_TASK INSTRUCTIONS_. Extract the lines that hold the string "Phase".

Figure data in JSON
______________________________

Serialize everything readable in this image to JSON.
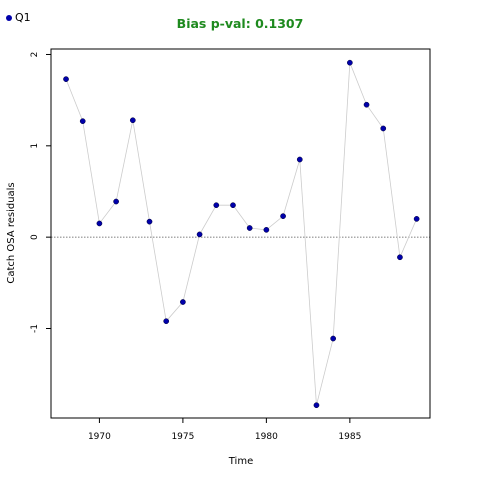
{
  "chart_data": {
    "type": "scatter",
    "title": "Bias p-val: 0.1307",
    "title_color": "#228B22",
    "xlabel": "Time",
    "ylabel": "Catch OSA residuals",
    "xlim": [
      1967.1,
      1989.8
    ],
    "ylim": [
      -1.98,
      2.06
    ],
    "xticks": [
      1970,
      1975,
      1980,
      1985
    ],
    "yticks": [
      -1,
      0,
      1,
      2
    ],
    "reference_line": 0,
    "legend": "top-left",
    "series": [
      {
        "name": "Q1",
        "color": "#0000AA",
        "line_color": "#CCCCCC",
        "x": [
          1968,
          1969,
          1970,
          1971,
          1972,
          1973,
          1974,
          1975,
          1976,
          1977,
          1978,
          1979,
          1980,
          1981,
          1982,
          1983,
          1984,
          1985,
          1986,
          1987,
          1988,
          1989
        ],
        "y": [
          1.73,
          1.27,
          0.15,
          0.39,
          1.28,
          0.17,
          -0.92,
          -0.71,
          0.03,
          0.35,
          0.35,
          0.1,
          0.08,
          0.23,
          0.85,
          -1.84,
          -1.11,
          1.91,
          1.45,
          1.19,
          -0.22,
          0.2
        ]
      }
    ]
  }
}
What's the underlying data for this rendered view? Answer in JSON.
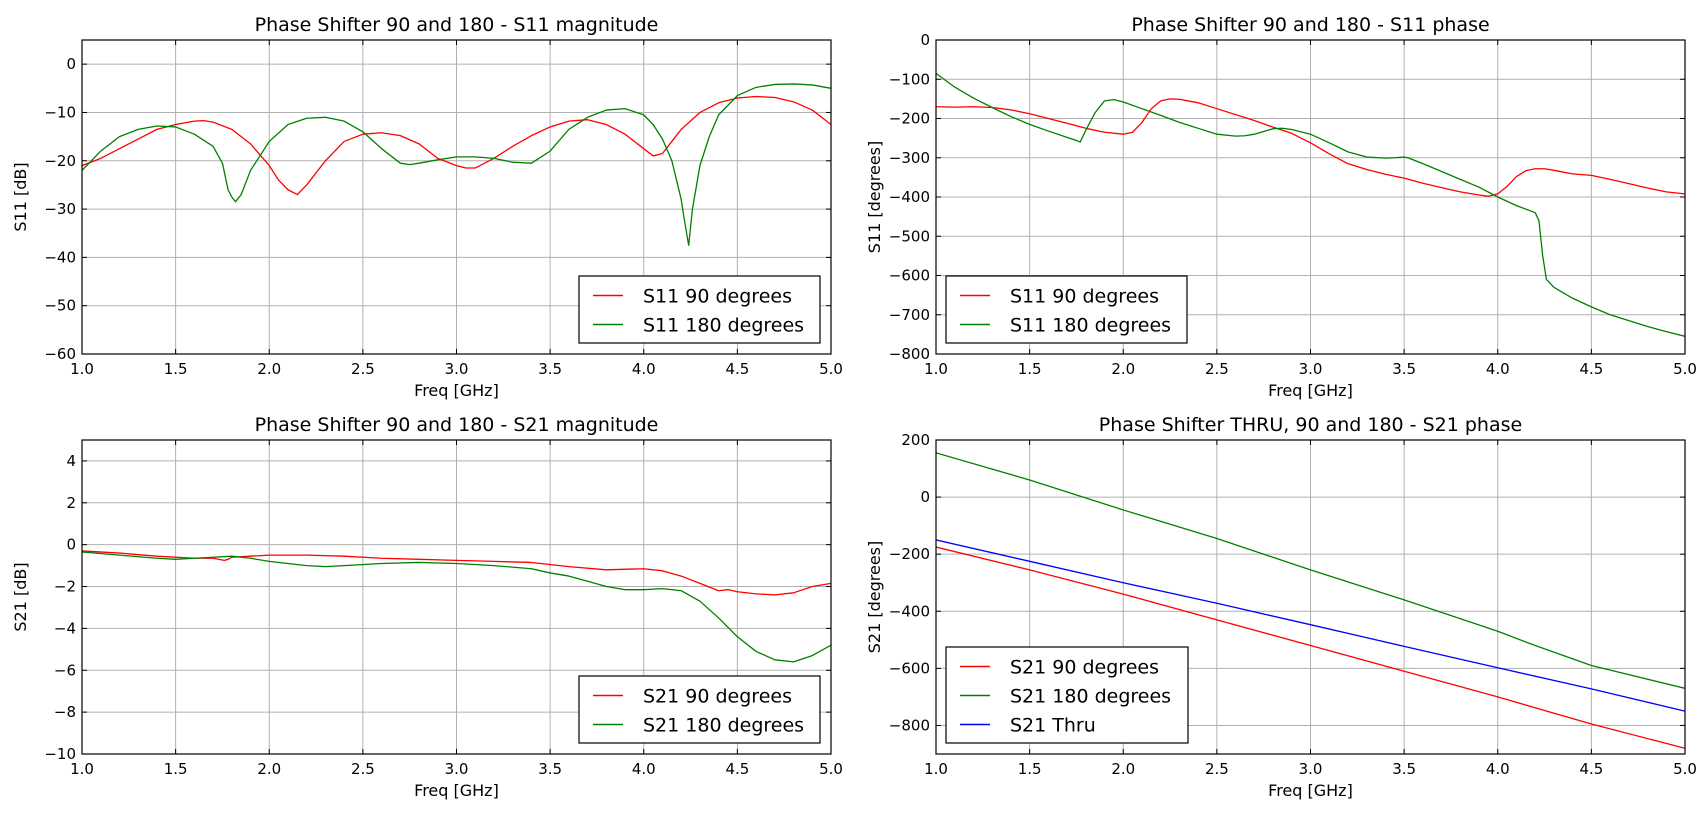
{
  "chart_data": [
    {
      "type": "line",
      "title": "Phase Shifter 90 and 180 - S11 magnitude",
      "xlabel": "Freq [GHz]",
      "ylabel": "S11 [dB]",
      "xlim": [
        1.0,
        5.0
      ],
      "ylim": [
        -60,
        5
      ],
      "xticks": [
        "1.0",
        "1.5",
        "2.0",
        "2.5",
        "3.0",
        "3.5",
        "4.0",
        "4.5",
        "5.0"
      ],
      "yticks": [
        "−60",
        "−50",
        "−40",
        "−30",
        "−20",
        "−10",
        "0"
      ],
      "grid": true,
      "legend_position": "lower-right",
      "series": [
        {
          "name": "S11 90 degrees",
          "color": "#ff0000",
          "x": [
            1.0,
            1.1,
            1.2,
            1.3,
            1.4,
            1.5,
            1.6,
            1.65,
            1.7,
            1.8,
            1.9,
            2.0,
            2.05,
            2.1,
            2.15,
            2.2,
            2.3,
            2.4,
            2.5,
            2.6,
            2.7,
            2.8,
            2.9,
            3.0,
            3.05,
            3.1,
            3.2,
            3.3,
            3.4,
            3.5,
            3.6,
            3.7,
            3.8,
            3.9,
            4.0,
            4.05,
            4.1,
            4.15,
            4.2,
            4.3,
            4.4,
            4.5,
            4.6,
            4.7,
            4.8,
            4.9,
            5.0
          ],
          "y": [
            -21,
            -19.5,
            -17.5,
            -15.5,
            -13.5,
            -12.5,
            -11.8,
            -11.7,
            -12,
            -13.5,
            -16.5,
            -21,
            -24,
            -26,
            -27,
            -25,
            -20,
            -16,
            -14.5,
            -14.2,
            -14.8,
            -16.5,
            -19.5,
            -21,
            -21.5,
            -21.5,
            -19.5,
            -17,
            -14.8,
            -13,
            -11.8,
            -11.5,
            -12.5,
            -14.5,
            -17.5,
            -19,
            -18.5,
            -16,
            -13.5,
            -10,
            -8,
            -7,
            -6.7,
            -6.9,
            -7.8,
            -9.5,
            -12.5
          ]
        },
        {
          "name": "S11 180 degrees",
          "color": "#008000",
          "x": [
            1.0,
            1.1,
            1.2,
            1.3,
            1.4,
            1.5,
            1.6,
            1.7,
            1.75,
            1.78,
            1.8,
            1.82,
            1.85,
            1.9,
            2.0,
            2.1,
            2.2,
            2.3,
            2.4,
            2.5,
            2.6,
            2.7,
            2.75,
            2.8,
            2.9,
            3.0,
            3.1,
            3.2,
            3.3,
            3.4,
            3.5,
            3.6,
            3.7,
            3.8,
            3.9,
            4.0,
            4.05,
            4.1,
            4.15,
            4.2,
            4.22,
            4.24,
            4.26,
            4.3,
            4.35,
            4.4,
            4.5,
            4.6,
            4.7,
            4.8,
            4.9,
            5.0
          ],
          "y": [
            -22,
            -18,
            -15,
            -13.5,
            -12.8,
            -13,
            -14.5,
            -17,
            -20.5,
            -26,
            -27.5,
            -28.5,
            -27,
            -22,
            -16,
            -12.5,
            -11.2,
            -11,
            -11.8,
            -14,
            -17.5,
            -20.5,
            -20.8,
            -20.5,
            -19.8,
            -19.2,
            -19.2,
            -19.5,
            -20.3,
            -20.5,
            -18,
            -13.5,
            -11,
            -9.5,
            -9.2,
            -10.5,
            -12.5,
            -15.5,
            -20,
            -28,
            -33,
            -37.5,
            -30,
            -21,
            -15,
            -10.5,
            -6.5,
            -4.8,
            -4.2,
            -4.1,
            -4.3,
            -5
          ]
        }
      ]
    },
    {
      "type": "line",
      "title": "Phase Shifter 90 and 180 - S11 phase",
      "xlabel": "Freq [GHz]",
      "ylabel": "S11 [degrees]",
      "xlim": [
        1.0,
        5.0
      ],
      "ylim": [
        -800,
        0
      ],
      "xticks": [
        "1.0",
        "1.5",
        "2.0",
        "2.5",
        "3.0",
        "3.5",
        "4.0",
        "4.5",
        "5.0"
      ],
      "yticks": [
        "−800",
        "−700",
        "−600",
        "−500",
        "−400",
        "−300",
        "−200",
        "−100",
        "0"
      ],
      "grid": true,
      "legend_position": "lower-left",
      "series": [
        {
          "name": "S11 90 degrees",
          "color": "#ff0000",
          "x": [
            1.0,
            1.1,
            1.2,
            1.3,
            1.4,
            1.5,
            1.6,
            1.7,
            1.8,
            1.9,
            2.0,
            2.05,
            2.1,
            2.15,
            2.2,
            2.25,
            2.3,
            2.4,
            2.5,
            2.6,
            2.7,
            2.8,
            2.9,
            3.0,
            3.1,
            3.2,
            3.3,
            3.4,
            3.5,
            3.6,
            3.7,
            3.8,
            3.9,
            3.95,
            4.0,
            4.05,
            4.1,
            4.15,
            4.2,
            4.25,
            4.3,
            4.4,
            4.5,
            4.6,
            4.7,
            4.8,
            4.9,
            5.0
          ],
          "y": [
            -170,
            -171,
            -170,
            -172,
            -178,
            -188,
            -200,
            -212,
            -225,
            -235,
            -240,
            -235,
            -210,
            -175,
            -155,
            -150,
            -151,
            -160,
            -175,
            -190,
            -205,
            -222,
            -238,
            -262,
            -290,
            -315,
            -330,
            -342,
            -352,
            -365,
            -376,
            -387,
            -395,
            -398,
            -392,
            -373,
            -348,
            -333,
            -328,
            -328,
            -332,
            -341,
            -345,
            -355,
            -366,
            -377,
            -387,
            -392
          ]
        },
        {
          "name": "S11 180 degrees",
          "color": "#008000",
          "x": [
            1.0,
            1.1,
            1.2,
            1.3,
            1.4,
            1.5,
            1.6,
            1.7,
            1.75,
            1.77,
            1.8,
            1.85,
            1.9,
            1.95,
            2.0,
            2.1,
            2.2,
            2.3,
            2.4,
            2.5,
            2.6,
            2.65,
            2.7,
            2.8,
            2.85,
            2.9,
            3.0,
            3.1,
            3.2,
            3.3,
            3.4,
            3.45,
            3.5,
            3.52,
            3.6,
            3.7,
            3.8,
            3.9,
            4.0,
            4.1,
            4.2,
            4.22,
            4.24,
            4.26,
            4.3,
            4.4,
            4.5,
            4.6,
            4.7,
            4.8,
            4.9,
            5.0
          ],
          "y": [
            -85,
            -120,
            -148,
            -172,
            -195,
            -215,
            -232,
            -248,
            -256,
            -260,
            -230,
            -185,
            -155,
            -152,
            -158,
            -175,
            -192,
            -210,
            -225,
            -240,
            -245,
            -244,
            -240,
            -226,
            -225,
            -228,
            -240,
            -262,
            -285,
            -298,
            -301,
            -300,
            -298,
            -300,
            -315,
            -335,
            -355,
            -375,
            -400,
            -422,
            -440,
            -460,
            -550,
            -610,
            -630,
            -658,
            -680,
            -700,
            -715,
            -730,
            -743,
            -755
          ]
        }
      ]
    },
    {
      "type": "line",
      "title": "Phase Shifter 90 and 180 - S21 magnitude",
      "xlabel": "Freq [GHz]",
      "ylabel": "S21 [dB]",
      "xlim": [
        1.0,
        5.0
      ],
      "ylim": [
        -10,
        5
      ],
      "xticks": [
        "1.0",
        "1.5",
        "2.0",
        "2.5",
        "3.0",
        "3.5",
        "4.0",
        "4.5",
        "5.0"
      ],
      "yticks": [
        "−10",
        "−8",
        "−6",
        "−4",
        "−2",
        "0",
        "2",
        "4"
      ],
      "grid": true,
      "legend_position": "lower-right",
      "series": [
        {
          "name": "S21 90 degrees",
          "color": "#ff0000",
          "x": [
            1.0,
            1.2,
            1.4,
            1.6,
            1.7,
            1.76,
            1.78,
            1.8,
            1.9,
            2.0,
            2.2,
            2.4,
            2.6,
            2.8,
            3.0,
            3.2,
            3.4,
            3.6,
            3.8,
            4.0,
            4.1,
            4.2,
            4.3,
            4.4,
            4.45,
            4.5,
            4.6,
            4.7,
            4.8,
            4.9,
            5.0
          ],
          "y": [
            -0.3,
            -0.4,
            -0.55,
            -0.65,
            -0.65,
            -0.75,
            -0.7,
            -0.6,
            -0.55,
            -0.5,
            -0.5,
            -0.55,
            -0.65,
            -0.7,
            -0.75,
            -0.8,
            -0.85,
            -1.05,
            -1.2,
            -1.15,
            -1.25,
            -1.5,
            -1.85,
            -2.2,
            -2.15,
            -2.25,
            -2.35,
            -2.4,
            -2.3,
            -2.0,
            -1.85
          ]
        },
        {
          "name": "S21 180 degrees",
          "color": "#008000",
          "x": [
            1.0,
            1.2,
            1.4,
            1.5,
            1.6,
            1.7,
            1.8,
            1.9,
            2.0,
            2.1,
            2.2,
            2.3,
            2.4,
            2.6,
            2.8,
            3.0,
            3.2,
            3.4,
            3.5,
            3.6,
            3.7,
            3.8,
            3.9,
            4.0,
            4.1,
            4.2,
            4.3,
            4.4,
            4.5,
            4.6,
            4.7,
            4.8,
            4.9,
            5.0
          ],
          "y": [
            -0.35,
            -0.5,
            -0.65,
            -0.7,
            -0.65,
            -0.6,
            -0.55,
            -0.65,
            -0.8,
            -0.9,
            -1.0,
            -1.05,
            -1.0,
            -0.9,
            -0.85,
            -0.9,
            -1.0,
            -1.15,
            -1.35,
            -1.5,
            -1.75,
            -2.0,
            -2.15,
            -2.15,
            -2.1,
            -2.2,
            -2.7,
            -3.5,
            -4.4,
            -5.1,
            -5.5,
            -5.6,
            -5.3,
            -4.8
          ]
        }
      ]
    },
    {
      "type": "line",
      "title": "Phase Shifter THRU, 90 and 180 - S21 phase",
      "xlabel": "Freq [GHz]",
      "ylabel": "S21 [degrees]",
      "xlim": [
        1.0,
        5.0
      ],
      "ylim": [
        -900,
        200
      ],
      "xticks": [
        "1.0",
        "1.5",
        "2.0",
        "2.5",
        "3.0",
        "3.5",
        "4.0",
        "4.5",
        "5.0"
      ],
      "yticks": [
        "−800",
        "−600",
        "−400",
        "−200",
        "0",
        "200"
      ],
      "grid": true,
      "legend_position": "lower-left",
      "series": [
        {
          "name": "S21 90 degrees",
          "color": "#ff0000",
          "x": [
            1.0,
            1.5,
            2.0,
            2.5,
            3.0,
            3.5,
            4.0,
            4.5,
            5.0
          ],
          "y": [
            -175,
            -255,
            -340,
            -430,
            -520,
            -610,
            -700,
            -795,
            -880
          ]
        },
        {
          "name": "S21 180 degrees",
          "color": "#008000",
          "x": [
            1.0,
            1.5,
            2.0,
            2.5,
            3.0,
            3.5,
            4.0,
            4.2,
            4.5,
            5.0
          ],
          "y": [
            155,
            60,
            -45,
            -145,
            -255,
            -360,
            -470,
            -520,
            -590,
            -670
          ]
        },
        {
          "name": "S21 Thru",
          "color": "#0000ff",
          "x": [
            1.0,
            1.5,
            2.0,
            2.5,
            3.0,
            3.5,
            4.0,
            4.5,
            5.0
          ],
          "y": [
            -150,
            -225,
            -300,
            -372,
            -447,
            -523,
            -598,
            -672,
            -750
          ]
        }
      ]
    }
  ]
}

______________________________

_CORRECT OUTPUT_.
      "title": "Phase Shifter 90 and 180 - S11 magnitude",
      "title": "Phase Shifter 90 and 180 - S11 phase",
      "title": "Phase Shifter 90 and 180 - S21 magnitude",
      "title": "Phase Shifter THRU, 90 and 180 - S21 phase",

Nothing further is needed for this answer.